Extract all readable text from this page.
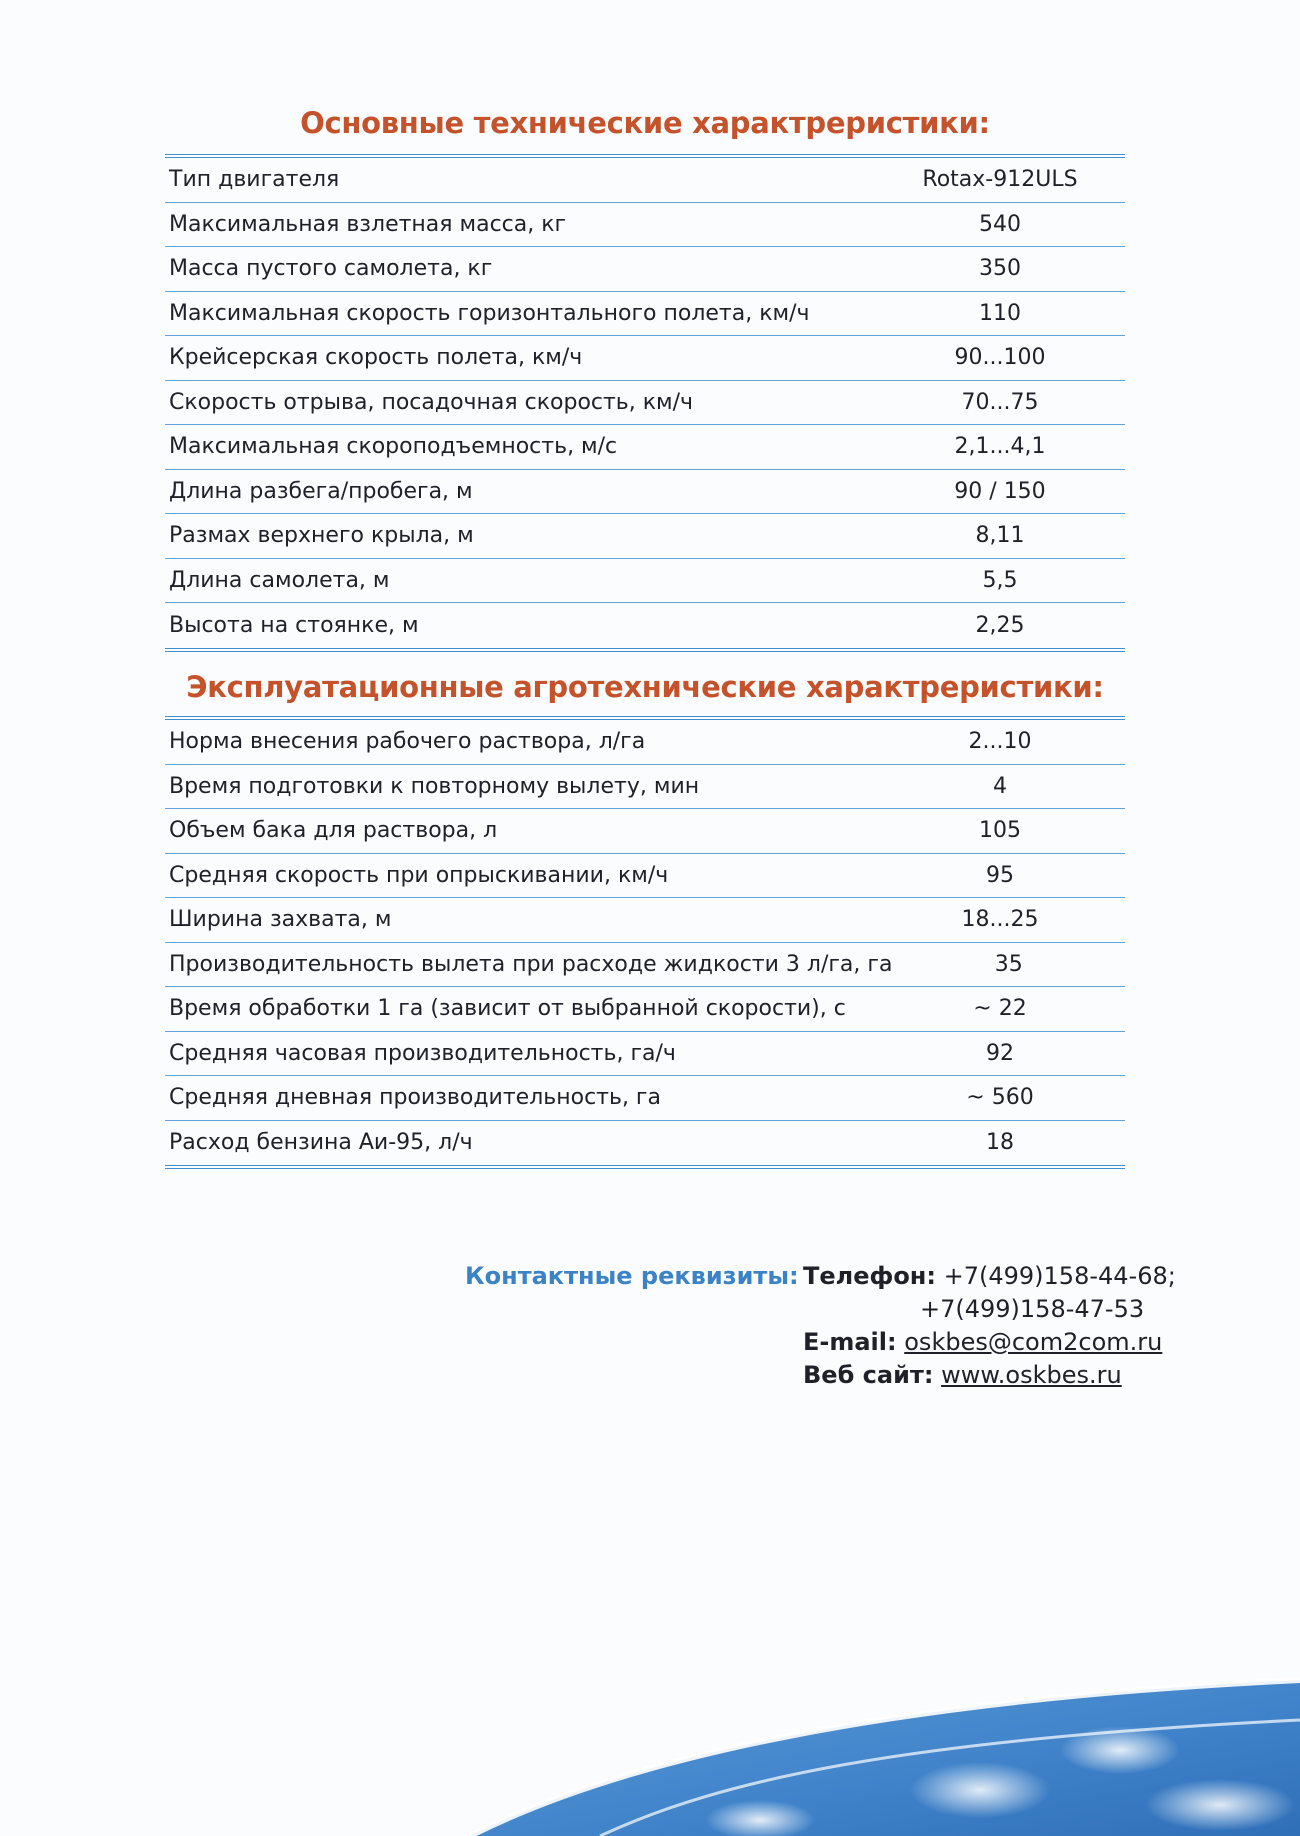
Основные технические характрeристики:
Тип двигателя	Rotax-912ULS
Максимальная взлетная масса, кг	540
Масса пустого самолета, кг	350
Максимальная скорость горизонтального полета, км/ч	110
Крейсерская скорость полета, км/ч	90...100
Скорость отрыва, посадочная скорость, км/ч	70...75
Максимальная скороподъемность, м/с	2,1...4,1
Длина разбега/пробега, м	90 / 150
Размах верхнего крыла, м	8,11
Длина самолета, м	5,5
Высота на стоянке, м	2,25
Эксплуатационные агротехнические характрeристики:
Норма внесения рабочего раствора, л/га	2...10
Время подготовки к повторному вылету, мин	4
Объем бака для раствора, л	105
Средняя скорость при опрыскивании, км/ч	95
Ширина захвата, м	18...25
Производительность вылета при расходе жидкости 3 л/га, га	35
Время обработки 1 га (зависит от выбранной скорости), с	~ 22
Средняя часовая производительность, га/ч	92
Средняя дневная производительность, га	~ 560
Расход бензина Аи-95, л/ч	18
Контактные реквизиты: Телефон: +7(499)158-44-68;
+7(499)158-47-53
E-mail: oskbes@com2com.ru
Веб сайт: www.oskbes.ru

•••••

### Task requirements
Retype the whole listing exactly and leave the pictures out.

### Written answer
Extract all readable text from this page.
Основные технические характрeристики:
Тип двигателя	Rotax-912ULS
Максимальная взлетная масса, кг	540
Масса пустого самолета, кг	350
Максимальная скорость горизонтального полета, км/ч	110
Крейсерская скорость полета, км/ч	90...100
Скорость отрыва, посадочная скорость, км/ч	70...75
Максимальная скороподъемность, м/с	2,1...4,1
Длина разбега/пробега, м	90 / 150
Размах верхнего крыла, м	8,11
Длина самолета, м	5,5
Высота на стоянке, м	2,25
Эксплуатационные агротехнические характрeристики:
Норма внесения рабочего раствора, л/га	2...10
Время подготовки к повторному вылету, мин	4
Объем бака для раствора, л	105
Средняя скорость при опрыскивании, км/ч	95
Ширина захвата, м	18...25
Производительность вылета при расходе жидкости 3 л/га, га	35
Время обработки 1 га (зависит от выбранной скорости), с	~ 22
Средняя часовая производительность, га/ч	92
Средняя дневная производительность, га	~ 560
Расход бензина Аи-95, л/ч	18
Контактные реквизиты: Телефон: +7(499)158-44-68;
+7(499)158-47-53
E-mail: oskbes@com2com.ru
Веб сайт: www.oskbes.ru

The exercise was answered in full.